Output every line of the data below verbatim, with no character changed, added, or dropped.

__Extracted entries__.
++++++++
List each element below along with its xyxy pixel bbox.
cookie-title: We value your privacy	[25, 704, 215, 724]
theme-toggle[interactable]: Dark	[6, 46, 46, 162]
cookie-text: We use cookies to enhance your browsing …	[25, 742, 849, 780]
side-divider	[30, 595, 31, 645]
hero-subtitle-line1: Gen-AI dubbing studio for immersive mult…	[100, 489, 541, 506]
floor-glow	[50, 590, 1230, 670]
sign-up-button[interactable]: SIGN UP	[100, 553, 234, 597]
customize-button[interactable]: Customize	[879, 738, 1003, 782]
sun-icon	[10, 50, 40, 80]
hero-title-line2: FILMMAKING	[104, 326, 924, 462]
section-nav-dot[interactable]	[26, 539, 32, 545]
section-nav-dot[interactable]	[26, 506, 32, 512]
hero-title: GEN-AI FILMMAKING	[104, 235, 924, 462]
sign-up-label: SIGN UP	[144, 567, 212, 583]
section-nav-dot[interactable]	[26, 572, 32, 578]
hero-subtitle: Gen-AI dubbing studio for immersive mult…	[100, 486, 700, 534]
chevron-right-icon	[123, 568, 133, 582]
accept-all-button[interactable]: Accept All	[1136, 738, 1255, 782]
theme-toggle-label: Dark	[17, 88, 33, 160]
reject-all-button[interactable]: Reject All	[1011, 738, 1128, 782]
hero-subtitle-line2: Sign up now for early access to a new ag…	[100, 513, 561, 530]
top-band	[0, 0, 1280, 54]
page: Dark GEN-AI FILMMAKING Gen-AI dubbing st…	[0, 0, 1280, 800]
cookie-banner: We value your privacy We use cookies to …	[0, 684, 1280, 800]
++++++++
__Solution to this task__.
List each element below along with its xyxy pixel bbox.
cookie-title: We value your privacy	[25, 704, 215, 724]
theme-toggle[interactable]: Dark	[6, 46, 46, 162]
cookie-text: We use cookies to enhance your browsing …	[25, 742, 849, 780]
side-divider	[30, 595, 31, 645]
hero-subtitle-line1: Gen-AI dubbing studio for immersive mult…	[100, 489, 541, 506]
floor-glow	[50, 590, 1230, 670]
sign-up-button[interactable]: SIGN UP	[100, 553, 234, 597]
customize-button[interactable]: Customize	[879, 738, 1003, 782]
sun-icon	[10, 50, 40, 80]
hero-title-line2: FILMMAKING	[104, 326, 924, 462]
section-nav-dot[interactable]	[26, 539, 32, 545]
section-nav-dot[interactable]	[26, 506, 32, 512]
hero-title: GEN-AI FILMMAKING	[104, 235, 924, 462]
sign-up-label: SIGN UP	[144, 567, 212, 583]
section-nav-dot[interactable]	[26, 572, 32, 578]
hero-subtitle: Gen-AI dubbing studio for immersive mult…	[100, 486, 700, 534]
chevron-right-icon	[123, 568, 133, 582]
accept-all-button[interactable]: Accept All	[1136, 738, 1255, 782]
theme-toggle-label: Dark	[17, 88, 33, 160]
reject-all-button[interactable]: Reject All	[1011, 738, 1128, 782]
hero-subtitle-line2: Sign up now for early access to a new ag…	[100, 513, 561, 530]
top-band	[0, 0, 1280, 54]
page: Dark GEN-AI FILMMAKING Gen-AI dubbing st…	[0, 0, 1280, 800]
cookie-banner: We value your privacy We use cookies to …	[0, 684, 1280, 800]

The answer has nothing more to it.